▶ **Problem to work on**: Each line containing the word "address" should be found and copied.
# Start of Extracted information
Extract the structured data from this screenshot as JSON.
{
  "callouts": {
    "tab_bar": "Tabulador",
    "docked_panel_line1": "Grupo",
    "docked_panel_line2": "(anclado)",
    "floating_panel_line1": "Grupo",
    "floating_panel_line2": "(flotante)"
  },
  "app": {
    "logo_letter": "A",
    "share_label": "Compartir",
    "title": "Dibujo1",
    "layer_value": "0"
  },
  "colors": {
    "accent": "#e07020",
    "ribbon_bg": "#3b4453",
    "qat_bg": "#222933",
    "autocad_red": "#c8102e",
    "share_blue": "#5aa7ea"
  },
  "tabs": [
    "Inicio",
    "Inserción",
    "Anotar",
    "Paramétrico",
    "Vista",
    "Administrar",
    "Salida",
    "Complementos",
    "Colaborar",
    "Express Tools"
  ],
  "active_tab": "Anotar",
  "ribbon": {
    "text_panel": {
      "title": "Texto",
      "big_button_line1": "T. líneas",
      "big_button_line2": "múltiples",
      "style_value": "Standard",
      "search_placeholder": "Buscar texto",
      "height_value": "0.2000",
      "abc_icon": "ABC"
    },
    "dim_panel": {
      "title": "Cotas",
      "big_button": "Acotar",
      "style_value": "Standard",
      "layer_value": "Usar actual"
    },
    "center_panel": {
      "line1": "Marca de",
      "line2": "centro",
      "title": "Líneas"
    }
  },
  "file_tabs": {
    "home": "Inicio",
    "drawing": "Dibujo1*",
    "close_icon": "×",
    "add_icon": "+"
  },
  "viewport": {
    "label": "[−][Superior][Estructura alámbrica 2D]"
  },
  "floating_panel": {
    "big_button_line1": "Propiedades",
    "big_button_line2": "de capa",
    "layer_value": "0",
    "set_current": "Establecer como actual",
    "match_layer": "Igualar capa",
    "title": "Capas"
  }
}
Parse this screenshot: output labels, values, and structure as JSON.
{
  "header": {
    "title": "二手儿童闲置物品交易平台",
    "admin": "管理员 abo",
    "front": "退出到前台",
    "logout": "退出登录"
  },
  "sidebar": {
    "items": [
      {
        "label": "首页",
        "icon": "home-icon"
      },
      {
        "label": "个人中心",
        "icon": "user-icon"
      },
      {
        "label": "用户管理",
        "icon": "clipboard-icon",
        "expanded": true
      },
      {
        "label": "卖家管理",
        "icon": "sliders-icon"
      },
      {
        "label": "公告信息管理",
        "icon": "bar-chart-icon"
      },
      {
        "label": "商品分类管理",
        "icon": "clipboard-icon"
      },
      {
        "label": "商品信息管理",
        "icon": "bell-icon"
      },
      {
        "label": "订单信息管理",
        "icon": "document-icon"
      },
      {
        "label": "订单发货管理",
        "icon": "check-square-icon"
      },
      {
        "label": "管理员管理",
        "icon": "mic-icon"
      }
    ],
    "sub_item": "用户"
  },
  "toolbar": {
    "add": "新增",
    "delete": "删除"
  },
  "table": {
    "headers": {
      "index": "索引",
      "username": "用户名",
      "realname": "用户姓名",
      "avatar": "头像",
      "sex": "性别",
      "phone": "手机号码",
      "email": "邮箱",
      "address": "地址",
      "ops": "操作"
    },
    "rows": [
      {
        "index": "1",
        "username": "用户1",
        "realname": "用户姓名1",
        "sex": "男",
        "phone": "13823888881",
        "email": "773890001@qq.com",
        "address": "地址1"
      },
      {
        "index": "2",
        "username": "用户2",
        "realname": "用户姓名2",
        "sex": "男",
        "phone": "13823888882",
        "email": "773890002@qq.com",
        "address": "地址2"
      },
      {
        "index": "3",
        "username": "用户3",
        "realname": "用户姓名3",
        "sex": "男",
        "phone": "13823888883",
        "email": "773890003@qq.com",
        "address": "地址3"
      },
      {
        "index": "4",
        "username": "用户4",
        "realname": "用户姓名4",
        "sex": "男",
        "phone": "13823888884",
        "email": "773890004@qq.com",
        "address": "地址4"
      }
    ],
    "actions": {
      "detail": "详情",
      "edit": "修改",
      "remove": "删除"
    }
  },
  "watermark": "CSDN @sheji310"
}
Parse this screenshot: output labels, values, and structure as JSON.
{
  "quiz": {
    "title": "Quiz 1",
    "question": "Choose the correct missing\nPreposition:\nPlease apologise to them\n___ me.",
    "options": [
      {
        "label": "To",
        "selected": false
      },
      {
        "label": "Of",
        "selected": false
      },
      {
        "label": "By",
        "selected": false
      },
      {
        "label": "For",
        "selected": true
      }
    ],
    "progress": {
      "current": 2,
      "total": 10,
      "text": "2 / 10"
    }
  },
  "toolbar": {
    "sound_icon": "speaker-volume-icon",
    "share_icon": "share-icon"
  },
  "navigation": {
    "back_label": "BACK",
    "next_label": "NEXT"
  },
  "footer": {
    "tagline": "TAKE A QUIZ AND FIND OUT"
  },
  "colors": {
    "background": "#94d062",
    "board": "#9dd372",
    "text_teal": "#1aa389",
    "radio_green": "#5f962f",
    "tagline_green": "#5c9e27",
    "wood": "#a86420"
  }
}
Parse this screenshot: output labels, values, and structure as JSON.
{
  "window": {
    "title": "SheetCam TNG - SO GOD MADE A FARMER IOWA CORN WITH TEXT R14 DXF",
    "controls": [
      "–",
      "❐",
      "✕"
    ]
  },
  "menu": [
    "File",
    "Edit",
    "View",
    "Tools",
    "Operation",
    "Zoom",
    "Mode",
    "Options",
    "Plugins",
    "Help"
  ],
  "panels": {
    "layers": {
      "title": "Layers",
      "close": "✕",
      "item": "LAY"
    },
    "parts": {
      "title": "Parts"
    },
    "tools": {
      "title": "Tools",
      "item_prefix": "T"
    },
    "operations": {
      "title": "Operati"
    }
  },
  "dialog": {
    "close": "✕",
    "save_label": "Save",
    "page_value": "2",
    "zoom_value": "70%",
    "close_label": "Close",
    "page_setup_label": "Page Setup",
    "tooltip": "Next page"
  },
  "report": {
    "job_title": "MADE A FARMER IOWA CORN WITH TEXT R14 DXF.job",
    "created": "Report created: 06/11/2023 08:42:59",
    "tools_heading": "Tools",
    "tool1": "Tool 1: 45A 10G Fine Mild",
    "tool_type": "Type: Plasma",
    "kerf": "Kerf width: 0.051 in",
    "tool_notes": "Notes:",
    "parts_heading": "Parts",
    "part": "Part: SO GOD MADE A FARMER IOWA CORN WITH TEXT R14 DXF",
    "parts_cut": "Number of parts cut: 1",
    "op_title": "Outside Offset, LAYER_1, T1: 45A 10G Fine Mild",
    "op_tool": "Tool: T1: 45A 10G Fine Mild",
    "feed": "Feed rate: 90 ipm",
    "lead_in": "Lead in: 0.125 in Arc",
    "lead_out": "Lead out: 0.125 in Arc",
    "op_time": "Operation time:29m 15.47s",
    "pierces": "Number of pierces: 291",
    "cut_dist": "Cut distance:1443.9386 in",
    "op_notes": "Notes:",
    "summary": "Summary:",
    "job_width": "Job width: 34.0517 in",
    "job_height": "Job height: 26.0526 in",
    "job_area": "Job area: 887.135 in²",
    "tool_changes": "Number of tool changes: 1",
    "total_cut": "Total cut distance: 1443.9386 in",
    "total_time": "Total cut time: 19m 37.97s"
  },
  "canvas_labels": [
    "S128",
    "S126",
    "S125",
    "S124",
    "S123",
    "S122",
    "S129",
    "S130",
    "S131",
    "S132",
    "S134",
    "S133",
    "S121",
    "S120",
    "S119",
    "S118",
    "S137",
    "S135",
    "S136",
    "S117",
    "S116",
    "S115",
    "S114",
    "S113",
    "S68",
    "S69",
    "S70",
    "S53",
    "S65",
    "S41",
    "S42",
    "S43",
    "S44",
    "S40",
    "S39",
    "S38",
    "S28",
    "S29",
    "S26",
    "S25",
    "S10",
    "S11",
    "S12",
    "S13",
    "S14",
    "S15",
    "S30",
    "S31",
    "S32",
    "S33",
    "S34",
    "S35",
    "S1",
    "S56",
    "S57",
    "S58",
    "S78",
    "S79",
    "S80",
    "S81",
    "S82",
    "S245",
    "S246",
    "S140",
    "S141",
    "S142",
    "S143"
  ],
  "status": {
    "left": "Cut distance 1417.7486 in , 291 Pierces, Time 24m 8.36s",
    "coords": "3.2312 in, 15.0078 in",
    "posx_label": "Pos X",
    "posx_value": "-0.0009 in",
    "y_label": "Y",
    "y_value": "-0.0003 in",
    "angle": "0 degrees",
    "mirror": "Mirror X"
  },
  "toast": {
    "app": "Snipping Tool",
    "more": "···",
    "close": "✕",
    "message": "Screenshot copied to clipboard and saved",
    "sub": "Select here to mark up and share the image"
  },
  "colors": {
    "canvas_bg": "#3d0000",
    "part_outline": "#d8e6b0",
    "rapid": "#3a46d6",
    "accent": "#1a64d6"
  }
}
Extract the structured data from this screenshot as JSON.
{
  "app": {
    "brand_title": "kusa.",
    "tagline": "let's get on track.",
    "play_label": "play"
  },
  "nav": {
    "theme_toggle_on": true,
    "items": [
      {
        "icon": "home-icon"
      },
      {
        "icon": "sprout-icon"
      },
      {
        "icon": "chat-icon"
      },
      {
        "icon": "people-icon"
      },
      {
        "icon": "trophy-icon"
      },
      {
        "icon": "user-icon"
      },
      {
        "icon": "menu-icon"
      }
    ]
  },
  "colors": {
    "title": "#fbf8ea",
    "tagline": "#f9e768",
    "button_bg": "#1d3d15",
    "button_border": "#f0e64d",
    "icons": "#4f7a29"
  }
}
# End of Extracted information
▶ **Expected output**:
      "address": "地址",
        "address": "地址1"
        "address": "地址2"
        "address": "地址3"
        "address": "地址4"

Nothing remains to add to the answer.